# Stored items
##############################

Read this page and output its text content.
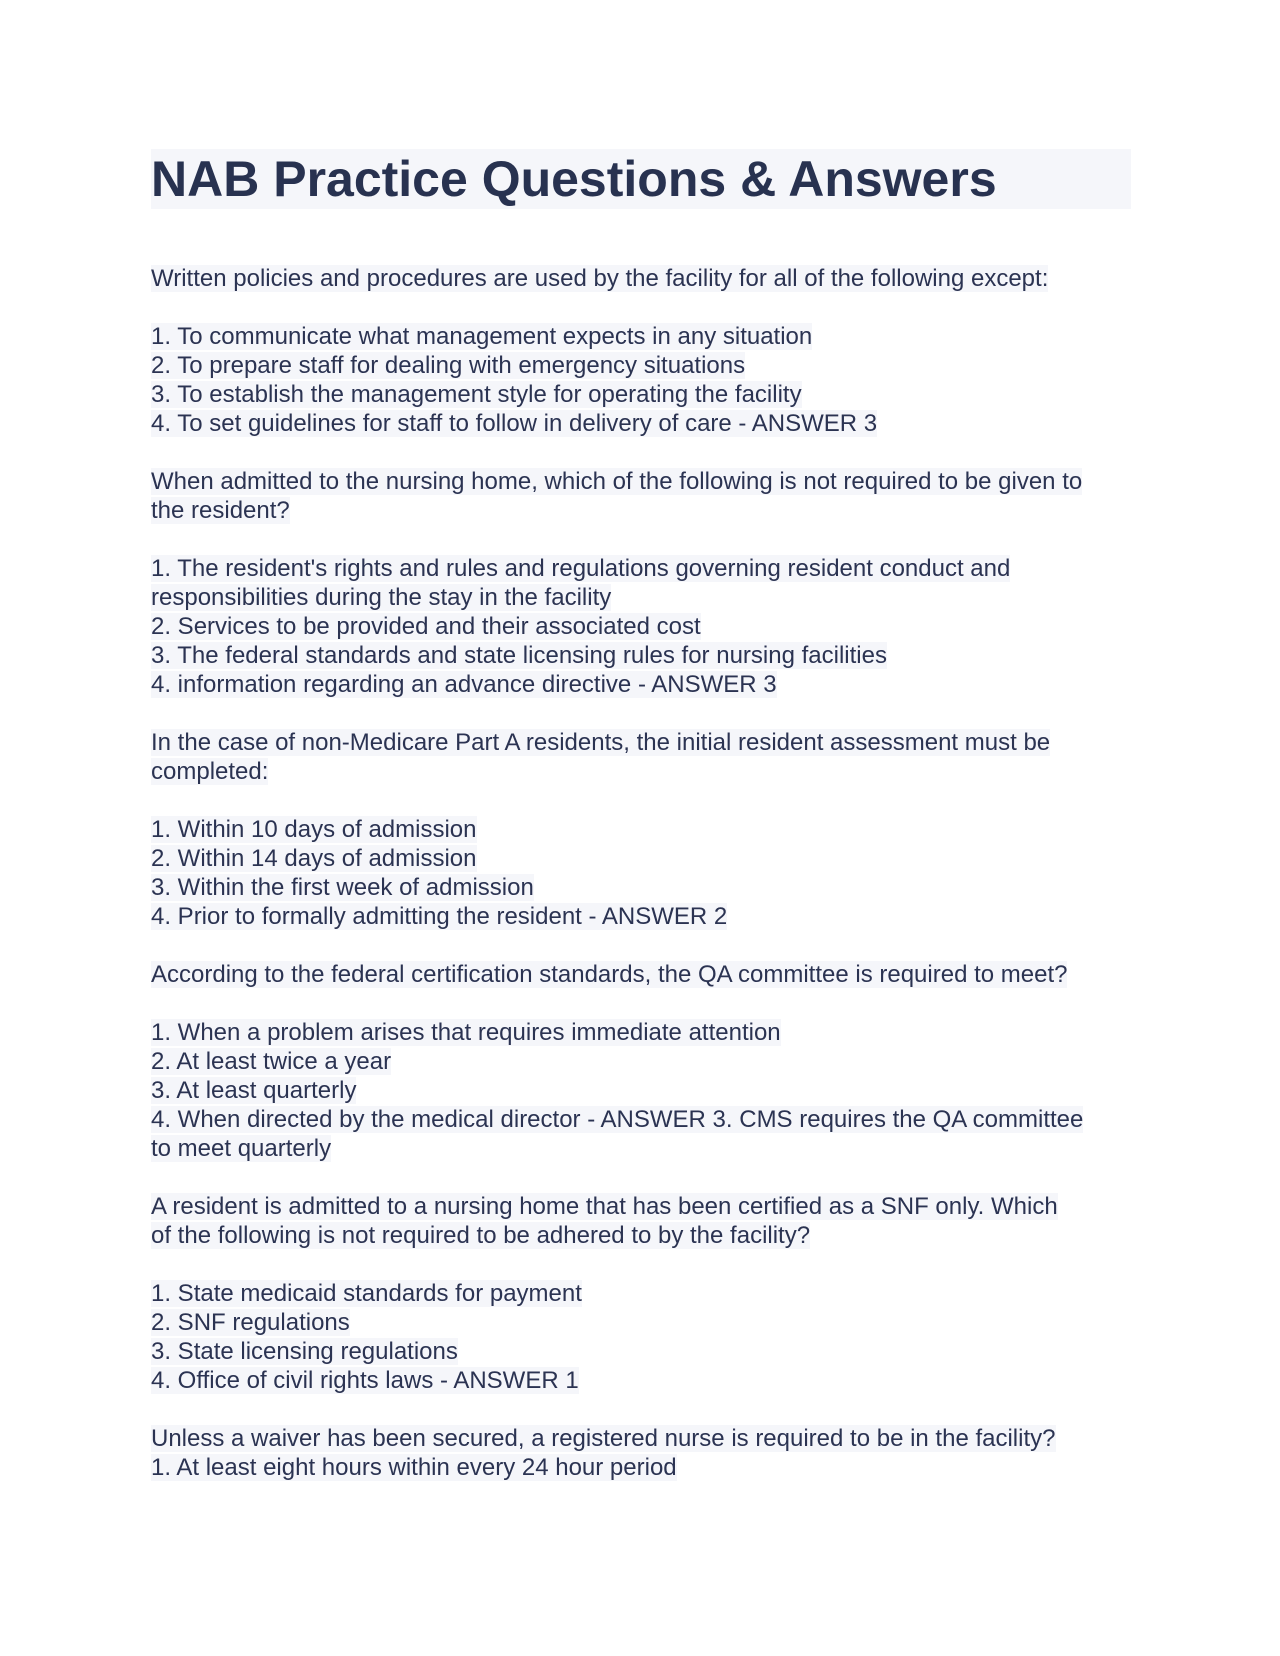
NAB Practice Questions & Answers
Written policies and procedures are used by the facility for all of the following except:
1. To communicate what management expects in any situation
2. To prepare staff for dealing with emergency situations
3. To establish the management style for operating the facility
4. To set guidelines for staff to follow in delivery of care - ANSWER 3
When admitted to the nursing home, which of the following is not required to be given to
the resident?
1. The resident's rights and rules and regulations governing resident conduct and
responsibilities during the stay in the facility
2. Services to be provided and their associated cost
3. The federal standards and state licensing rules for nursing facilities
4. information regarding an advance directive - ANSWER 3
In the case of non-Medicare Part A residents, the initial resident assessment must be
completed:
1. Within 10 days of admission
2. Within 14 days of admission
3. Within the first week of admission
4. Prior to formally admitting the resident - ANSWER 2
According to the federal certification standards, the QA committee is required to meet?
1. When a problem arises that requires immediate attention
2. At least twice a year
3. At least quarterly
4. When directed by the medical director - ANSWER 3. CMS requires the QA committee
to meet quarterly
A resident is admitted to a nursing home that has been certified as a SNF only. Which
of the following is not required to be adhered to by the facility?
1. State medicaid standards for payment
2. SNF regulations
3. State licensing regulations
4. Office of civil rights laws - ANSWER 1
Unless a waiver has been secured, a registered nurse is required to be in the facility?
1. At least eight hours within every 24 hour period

##############################

# Job
The records above must be echoed exactly, minus their pictures.

# Full output
Read this page and output its text content.
NAB Practice Questions & Answers
Written policies and procedures are used by the facility for all of the following except:
1. To communicate what management expects in any situation
2. To prepare staff for dealing with emergency situations
3. To establish the management style for operating the facility
4. To set guidelines for staff to follow in delivery of care - ANSWER 3
When admitted to the nursing home, which of the following is not required to be given to
the resident?
1. The resident's rights and rules and regulations governing resident conduct and
responsibilities during the stay in the facility
2. Services to be provided and their associated cost
3. The federal standards and state licensing rules for nursing facilities
4. information regarding an advance directive - ANSWER 3
In the case of non-Medicare Part A residents, the initial resident assessment must be
completed:
1. Within 10 days of admission
2. Within 14 days of admission
3. Within the first week of admission
4. Prior to formally admitting the resident - ANSWER 2
According to the federal certification standards, the QA committee is required to meet?
1. When a problem arises that requires immediate attention
2. At least twice a year
3. At least quarterly
4. When directed by the medical director - ANSWER 3. CMS requires the QA committee
to meet quarterly
A resident is admitted to a nursing home that has been certified as a SNF only. Which
of the following is not required to be adhered to by the facility?
1. State medicaid standards for payment
2. SNF regulations
3. State licensing regulations
4. Office of civil rights laws - ANSWER 1
Unless a waiver has been secured, a registered nurse is required to be in the facility?
1. At least eight hours within every 24 hour period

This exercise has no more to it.